── Input records ──
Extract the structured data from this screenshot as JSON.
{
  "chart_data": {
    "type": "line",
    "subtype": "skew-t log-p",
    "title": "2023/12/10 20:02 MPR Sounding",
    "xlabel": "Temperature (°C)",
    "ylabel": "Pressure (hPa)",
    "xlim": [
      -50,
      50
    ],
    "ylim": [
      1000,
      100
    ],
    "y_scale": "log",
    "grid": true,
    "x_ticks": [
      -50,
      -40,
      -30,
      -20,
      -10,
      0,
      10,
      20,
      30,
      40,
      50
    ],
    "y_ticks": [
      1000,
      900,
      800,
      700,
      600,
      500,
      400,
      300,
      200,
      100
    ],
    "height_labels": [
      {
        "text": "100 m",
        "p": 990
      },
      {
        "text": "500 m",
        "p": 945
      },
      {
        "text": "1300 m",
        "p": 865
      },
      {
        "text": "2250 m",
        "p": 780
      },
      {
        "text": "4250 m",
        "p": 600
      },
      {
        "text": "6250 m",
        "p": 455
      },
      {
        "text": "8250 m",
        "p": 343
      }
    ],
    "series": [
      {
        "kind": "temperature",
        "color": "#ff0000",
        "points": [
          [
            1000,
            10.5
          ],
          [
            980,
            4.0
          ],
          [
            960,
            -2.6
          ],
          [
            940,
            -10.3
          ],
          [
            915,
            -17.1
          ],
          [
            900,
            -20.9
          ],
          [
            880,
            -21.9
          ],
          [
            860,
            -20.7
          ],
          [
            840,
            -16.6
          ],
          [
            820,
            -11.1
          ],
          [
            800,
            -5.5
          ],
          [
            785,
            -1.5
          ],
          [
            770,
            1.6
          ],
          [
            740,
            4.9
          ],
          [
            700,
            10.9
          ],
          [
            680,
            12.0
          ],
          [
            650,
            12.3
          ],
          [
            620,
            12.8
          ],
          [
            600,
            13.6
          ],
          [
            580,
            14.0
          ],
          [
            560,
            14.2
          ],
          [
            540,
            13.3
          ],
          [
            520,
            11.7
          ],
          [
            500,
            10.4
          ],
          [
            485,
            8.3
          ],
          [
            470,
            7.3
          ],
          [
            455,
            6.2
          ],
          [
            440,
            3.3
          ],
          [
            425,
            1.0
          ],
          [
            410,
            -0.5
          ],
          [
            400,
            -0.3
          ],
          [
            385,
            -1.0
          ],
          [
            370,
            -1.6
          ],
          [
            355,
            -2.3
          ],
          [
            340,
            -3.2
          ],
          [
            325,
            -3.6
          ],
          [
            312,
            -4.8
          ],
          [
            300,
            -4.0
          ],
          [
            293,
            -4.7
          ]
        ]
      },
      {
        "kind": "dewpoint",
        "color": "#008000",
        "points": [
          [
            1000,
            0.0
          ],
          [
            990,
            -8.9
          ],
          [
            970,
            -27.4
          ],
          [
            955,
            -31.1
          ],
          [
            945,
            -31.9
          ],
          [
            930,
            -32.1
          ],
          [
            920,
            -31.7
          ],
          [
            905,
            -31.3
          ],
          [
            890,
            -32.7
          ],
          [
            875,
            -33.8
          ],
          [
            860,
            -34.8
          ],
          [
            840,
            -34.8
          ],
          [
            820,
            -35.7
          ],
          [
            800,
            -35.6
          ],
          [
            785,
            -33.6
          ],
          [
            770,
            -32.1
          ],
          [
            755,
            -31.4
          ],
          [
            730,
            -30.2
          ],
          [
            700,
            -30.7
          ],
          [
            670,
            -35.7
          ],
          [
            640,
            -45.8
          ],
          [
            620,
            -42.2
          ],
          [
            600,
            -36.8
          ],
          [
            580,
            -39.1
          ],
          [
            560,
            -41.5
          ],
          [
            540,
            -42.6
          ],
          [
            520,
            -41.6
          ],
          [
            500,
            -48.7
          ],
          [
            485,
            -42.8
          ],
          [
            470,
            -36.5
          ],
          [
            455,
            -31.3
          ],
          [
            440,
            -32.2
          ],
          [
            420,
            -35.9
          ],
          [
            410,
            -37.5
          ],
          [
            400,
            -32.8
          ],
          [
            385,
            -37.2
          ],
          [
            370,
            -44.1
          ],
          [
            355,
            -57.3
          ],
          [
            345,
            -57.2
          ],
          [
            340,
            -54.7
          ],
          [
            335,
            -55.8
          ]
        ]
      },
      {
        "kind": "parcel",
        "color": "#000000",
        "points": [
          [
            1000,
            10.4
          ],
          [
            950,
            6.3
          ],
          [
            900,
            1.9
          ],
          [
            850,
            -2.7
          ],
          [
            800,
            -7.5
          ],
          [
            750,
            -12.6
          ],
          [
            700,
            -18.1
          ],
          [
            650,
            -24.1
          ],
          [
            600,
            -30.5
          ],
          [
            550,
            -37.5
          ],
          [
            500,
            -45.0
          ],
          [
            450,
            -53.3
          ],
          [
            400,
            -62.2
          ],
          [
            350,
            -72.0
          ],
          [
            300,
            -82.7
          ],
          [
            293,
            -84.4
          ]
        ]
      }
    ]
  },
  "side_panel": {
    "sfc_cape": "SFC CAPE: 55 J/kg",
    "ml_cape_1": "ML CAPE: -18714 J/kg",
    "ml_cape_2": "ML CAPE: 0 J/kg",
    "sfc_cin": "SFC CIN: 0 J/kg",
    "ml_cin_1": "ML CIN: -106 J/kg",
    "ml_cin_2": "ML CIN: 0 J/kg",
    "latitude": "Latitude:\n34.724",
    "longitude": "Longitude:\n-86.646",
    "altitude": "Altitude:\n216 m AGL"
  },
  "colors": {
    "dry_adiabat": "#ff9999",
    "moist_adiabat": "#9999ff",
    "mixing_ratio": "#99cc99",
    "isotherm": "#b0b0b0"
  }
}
───
Exercise requirements>
Return the lines above exactly, keeping every word.

Exercise solution>
Extract the structured data from this screenshot as JSON.
{
  "chart_data": {
    "type": "line",
    "subtype": "skew-t log-p",
    "title": "2023/12/10 20:02 MPR Sounding",
    "xlabel": "Temperature (°C)",
    "ylabel": "Pressure (hPa)",
    "xlim": [
      -50,
      50
    ],
    "ylim": [
      1000,
      100
    ],
    "y_scale": "log",
    "grid": true,
    "x_ticks": [
      -50,
      -40,
      -30,
      -20,
      -10,
      0,
      10,
      20,
      30,
      40,
      50
    ],
    "y_ticks": [
      1000,
      900,
      800,
      700,
      600,
      500,
      400,
      300,
      200,
      100
    ],
    "height_labels": [
      {
        "text": "100 m",
        "p": 990
      },
      {
        "text": "500 m",
        "p": 945
      },
      {
        "text": "1300 m",
        "p": 865
      },
      {
        "text": "2250 m",
        "p": 780
      },
      {
        "text": "4250 m",
        "p": 600
      },
      {
        "text": "6250 m",
        "p": 455
      },
      {
        "text": "8250 m",
        "p": 343
      }
    ],
    "series": [
      {
        "kind": "temperature",
        "color": "#ff0000",
        "points": [
          [
            1000,
            10.5
          ],
          [
            980,
            4.0
          ],
          [
            960,
            -2.6
          ],
          [
            940,
            -10.3
          ],
          [
            915,
            -17.1
          ],
          [
            900,
            -20.9
          ],
          [
            880,
            -21.9
          ],
          [
            860,
            -20.7
          ],
          [
            840,
            -16.6
          ],
          [
            820,
            -11.1
          ],
          [
            800,
            -5.5
          ],
          [
            785,
            -1.5
          ],
          [
            770,
            1.6
          ],
          [
            740,
            4.9
          ],
          [
            700,
            10.9
          ],
          [
            680,
            12.0
          ],
          [
            650,
            12.3
          ],
          [
            620,
            12.8
          ],
          [
            600,
            13.6
          ],
          [
            580,
            14.0
          ],
          [
            560,
            14.2
          ],
          [
            540,
            13.3
          ],
          [
            520,
            11.7
          ],
          [
            500,
            10.4
          ],
          [
            485,
            8.3
          ],
          [
            470,
            7.3
          ],
          [
            455,
            6.2
          ],
          [
            440,
            3.3
          ],
          [
            425,
            1.0
          ],
          [
            410,
            -0.5
          ],
          [
            400,
            -0.3
          ],
          [
            385,
            -1.0
          ],
          [
            370,
            -1.6
          ],
          [
            355,
            -2.3
          ],
          [
            340,
            -3.2
          ],
          [
            325,
            -3.6
          ],
          [
            312,
            -4.8
          ],
          [
            300,
            -4.0
          ],
          [
            293,
            -4.7
          ]
        ]
      },
      {
        "kind": "dewpoint",
        "color": "#008000",
        "points": [
          [
            1000,
            0.0
          ],
          [
            990,
            -8.9
          ],
          [
            970,
            -27.4
          ],
          [
            955,
            -31.1
          ],
          [
            945,
            -31.9
          ],
          [
            930,
            -32.1
          ],
          [
            920,
            -31.7
          ],
          [
            905,
            -31.3
          ],
          [
            890,
            -32.7
          ],
          [
            875,
            -33.8
          ],
          [
            860,
            -34.8
          ],
          [
            840,
            -34.8
          ],
          [
            820,
            -35.7
          ],
          [
            800,
            -35.6
          ],
          [
            785,
            -33.6
          ],
          [
            770,
            -32.1
          ],
          [
            755,
            -31.4
          ],
          [
            730,
            -30.2
          ],
          [
            700,
            -30.7
          ],
          [
            670,
            -35.7
          ],
          [
            640,
            -45.8
          ],
          [
            620,
            -42.2
          ],
          [
            600,
            -36.8
          ],
          [
            580,
            -39.1
          ],
          [
            560,
            -41.5
          ],
          [
            540,
            -42.6
          ],
          [
            520,
            -41.6
          ],
          [
            500,
            -48.7
          ],
          [
            485,
            -42.8
          ],
          [
            470,
            -36.5
          ],
          [
            455,
            -31.3
          ],
          [
            440,
            -32.2
          ],
          [
            420,
            -35.9
          ],
          [
            410,
            -37.5
          ],
          [
            400,
            -32.8
          ],
          [
            385,
            -37.2
          ],
          [
            370,
            -44.1
          ],
          [
            355,
            -57.3
          ],
          [
            345,
            -57.2
          ],
          [
            340,
            -54.7
          ],
          [
            335,
            -55.8
          ]
        ]
      },
      {
        "kind": "parcel",
        "color": "#000000",
        "points": [
          [
            1000,
            10.4
          ],
          [
            950,
            6.3
          ],
          [
            900,
            1.9
          ],
          [
            850,
            -2.7
          ],
          [
            800,
            -7.5
          ],
          [
            750,
            -12.6
          ],
          [
            700,
            -18.1
          ],
          [
            650,
            -24.1
          ],
          [
            600,
            -30.5
          ],
          [
            550,
            -37.5
          ],
          [
            500,
            -45.0
          ],
          [
            450,
            -53.3
          ],
          [
            400,
            -62.2
          ],
          [
            350,
            -72.0
          ],
          [
            300,
            -82.7
          ],
          [
            293,
            -84.4
          ]
        ]
      }
    ]
  },
  "side_panel": {
    "sfc_cape": "SFC CAPE: 55 J/kg",
    "ml_cape_1": "ML CAPE: -18714 J/kg",
    "ml_cape_2": "ML CAPE: 0 J/kg",
    "sfc_cin": "SFC CIN: 0 J/kg",
    "ml_cin_1": "ML CIN: -106 J/kg",
    "ml_cin_2": "ML CIN: 0 J/kg",
    "latitude": "Latitude:\n34.724",
    "longitude": "Longitude:\n-86.646",
    "altitude": "Altitude:\n216 m AGL"
  },
  "colors": {
    "dry_adiabat": "#ff9999",
    "moist_adiabat": "#9999ff",
    "mixing_ratio": "#99cc99",
    "isotherm": "#b0b0b0"
  }
}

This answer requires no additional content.